【華語文法】文型

もくじ

文型

述語文

「主語+述語」からなる、中国語の基本的な語順をした文。述語の種類よって以下の4つに分類される。

  1. 動詞述語文:動詞(句)が述語となる文、つまり「主語+動詞(句)」の形をとる文。例:他來(去)。/ 我吃飯。/ 我給他禮物。
  2. 名詞述語文:名詞が述語となる文。出身、年齢、職業、天候、価格、年月日、曜日、時刻などを主語として表す。例:我是台灣人。/ 我是十八歲。/ 我是中文教師。/ 今天是晴天。/ 一個芒果是一百塊錢。/ 明天是三月二十九號。/ 今天是星期一。/ 現在是早上九點。
  3. 形容詞述語文:形容詞が述語となる文。肯定形は基本的に「很、非常」などの程度を表す副詞で修飾しなければならない。例:我很高興。/ 這棟大樓非常高。
  4. 主述述語文:主語の後ろの述語となる部分に文(主語+述語)が置かれる文。例:他工作很忙。/ 今天人很多。/ 昨天天氣好。

否定文

「不bù、沒méi(有yǒu)」を用いて否定表現する文。動詞の種類によって「不」と「沒(有)」のいずれかを用いる。対応は以下の通り。

動詞の種類沒(有)
動作動詞OO
状態動詞(形容詞)OX
変化動詞XO
  • 動作動詞の否定
    • 「不」での否定は「好まない、習慣的にしない、したくない」を表す。例:我不喝咖啡。
    • 「沒(有)」での否定は「過去に起こらなかった、したことがない」を表す。例:我沒喝咖啡。
  • 状態動詞(形容詞)の否定
    • 状態動詞(形容詞)は、正反対を示す「不」によってのみ否定することができる。例:今天不熱。
  • 変化動詞の否定
    • 変化動詞は、過去に起こらなかったことを示す「沒」によってのみ否定することができる。例:我還沒決定要不要去旅行。
  • 「不」のその他の使い方
    • 助動詞を否定する。例:他不會做飯。
    • 「是、像、喜歡」のような動作を表さない動詞を否定する。特に「不是búshì」は「⋯⋯というわけではない」を意味し、情報確認に応答する時に使われる頻出表現。例:Q.他是不是台灣人? A. 他不是台灣人,他是泰國人。
    • 諾否疑問文の答えとして使用される。例:Q.你去嗎? A.不,我不(想)去。
    • 可能補語として使用される。例:我聽不懂。
  • 「沒(有)」のその他の使い方
    • 所有表現に用いる。例:我沒有車。
    • 存在表現に用いる。例:外面沒有人。
    • アスペクト助詞「了、著、過」を伴う文における否定表現に用いる。例:作業我還沒做完。/ 我沒去過泰國。/ 我現在沒想著結婚。(完了を表すアスペクト助詞「了」の否定文は、完了していないことを意味することになるため「了」が省略される)
  • c.f.「不」と「沒(有)」の相違点
    • 一般的に「不」は「未来を否定する」ために用いられ、「沒(有)」は「過去を否定する」ために用いられる。

§ **表示データ**:

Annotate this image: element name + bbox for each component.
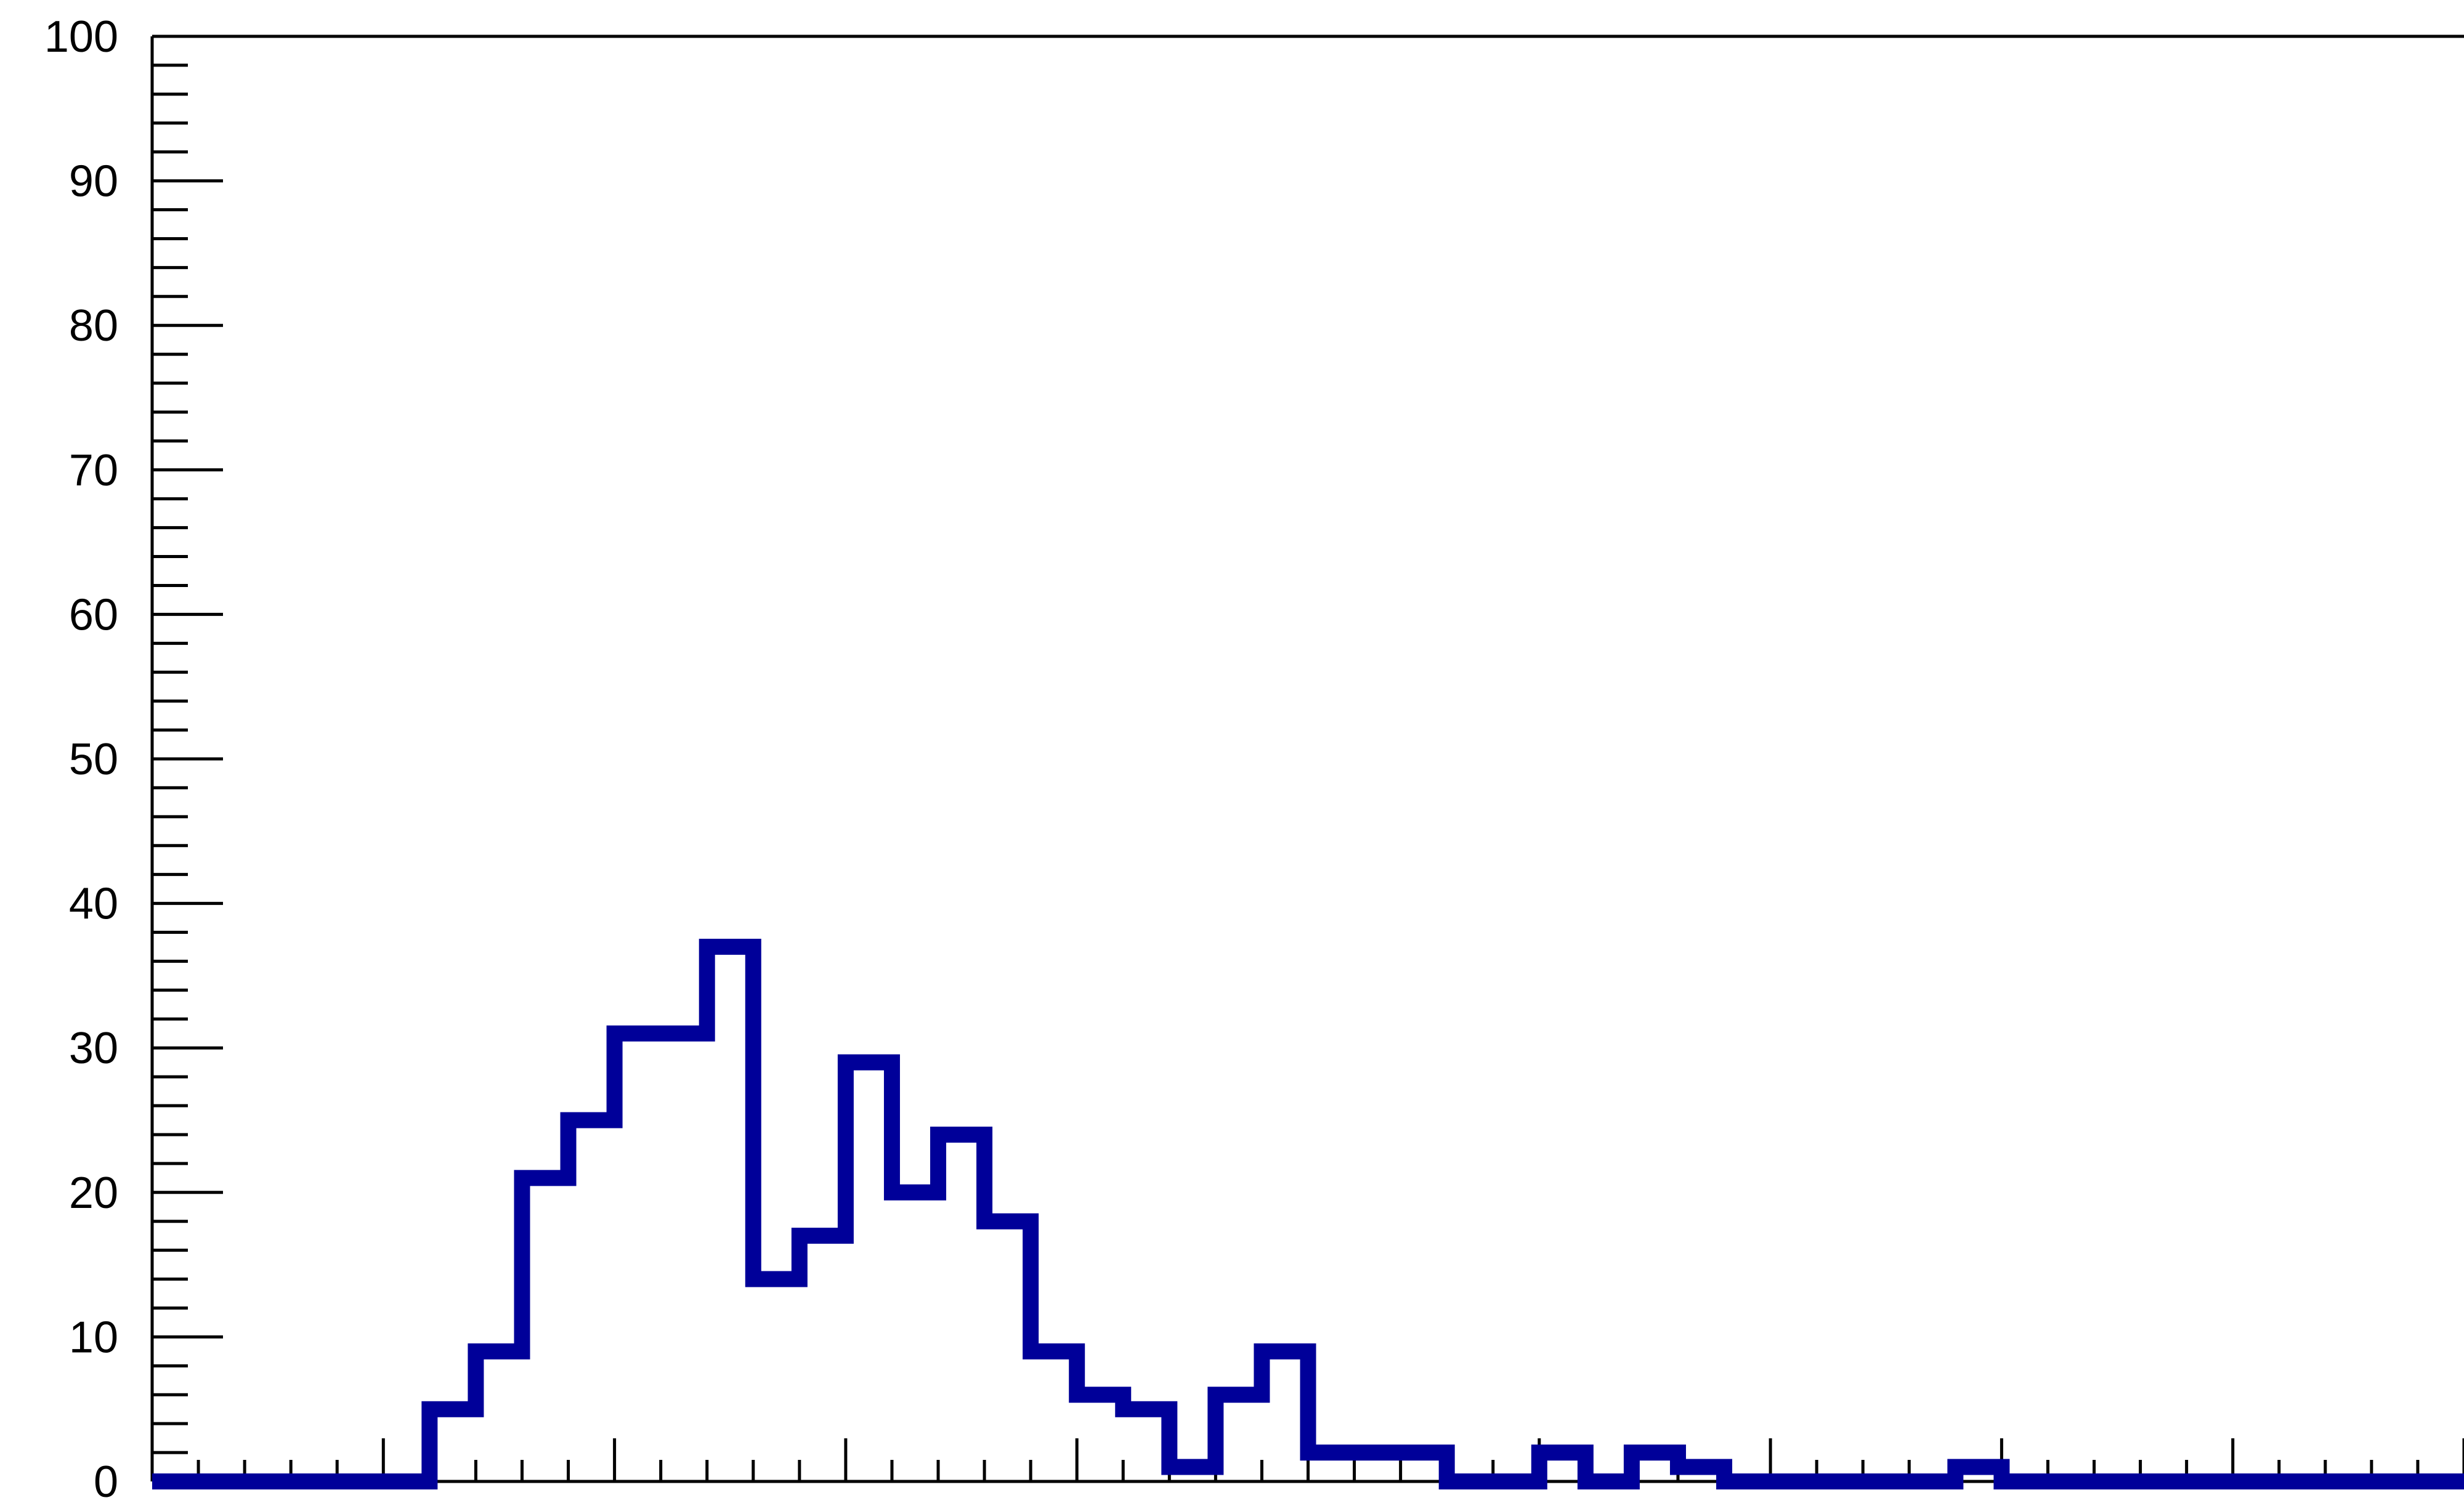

§ **課題の目的**: 中国語の文型についての文章を、最後に示された一文の後から引き継いで書き進める。 データの行は、中国語の文型についての文章とは別の資料である。

§ **課題の結果**:
    • 「不」は動作行為、変化や状態の発生を主観的に否定するために用いられ、「沒(有)」は動作行為、変化や状態が起こっていないことを客観的に述べるために用いられる。
  • 全体否定と部分否定
    • 「都」を「不」の直後に置く場合、すなわち「[主語]+都不+[動詞句]」の場合は、全体否定を表して「[主語]はすべて[動詞句]ではない」の意味になる。一方で、「都」を「不」の直前に置く場合、すなわち「[主語]+不都+[動詞句]」の場合は、部分否定を表して「[主語]のすべてが[動詞句]というわけではない」の意味になる。これは「都」だけでなく「副詞+形容詞」を否定する場合にもあてはまる。
      • 全体否定:
        • [主語]+都不+[動詞句]:[主語]はすべて[動詞句]ではない。例:他們都不是臺灣人。
        • [主語]+[副詞]+不+[形容詞]:[主語]は[副詞][形容詞]ではない。例:身體太不好。
      • 部分否定:
        • [主語]+不都+[動詞句]:[主語]のすべてが[動詞句]というわけではない例:他們不都是臺灣人。
        • [主語]+不+[副詞]+[形容詞]:[主語]が[副詞][形容詞]だというわけではない。例:我身體不太好。

疑問文

質問主が質問相手に答えるという形で情報の提示を求める文。文末に「?」を用いる。形式によって以下の4つに分類される。

  1. 反復疑問文:述語部分で肯定形と否定形を並べて、回答する側に肯定か否定かのいずれかを選ばせる文。否定形の部分を「沒有」に置き換えても反復疑問文を形成できる。例:他來不來?/ 你能不能來?/ 他來了沒有?
  2. 選択疑問文:接続詞「還是háishì」で2つの要素を並べ、回答する側にどちらかを選択させる文。例:他來還是你來?/ 你吃飯還是看電視?/ 你是台灣人還是日本人?
  3. 疑問代詞疑問文:疑問代詞を使用して作る文。例:他是誰?/ 他什麼時候回來?/ 他去哪裡?/ 這個多少錢?
  4. 省略型疑問文:語気助詞「呢ne」を名詞(句)の直後に置いて、前後の文脈や状況等から推測可能な質問内容を簡略化し、「あなたは?」のように相手へ手短かに聞き返す文。また、節に直接「呢」をつけて「もし⋯⋯だったら?」という仮定のニュアンスを付与する。例:我吃牛肉麵,你呢?/ 他不去呢?

兼語文

述語部分が二つ以上の動詞(句)からなる文で、前後二つの動詞のうち、前の動詞1の目的語が、意味の上で後の動詞2の主語となっている、つまり「主語+動詞1+目的語(兼語)+動詞2⋯⋯」の形をとる文。動詞の種類によって以下の4つに分類される。

  1. 動詞1に使役表現を用いた文。例:這部電影太感人,讓許多人忍不住哭了出來。
  2. 動詞1に受身表現を用いた文。例:我們受王同志指揮。
  3. 動詞1に愛憎、好悪表現を用いた文。例:我喜歡他工作認真。/ 大家都嫌他脾氣太急。
  4. 動詞1に「有yǒu(沒有méiyǒu)」を用いた文。例:唐朝有個詩人叫李賢。/ 有人找你呢。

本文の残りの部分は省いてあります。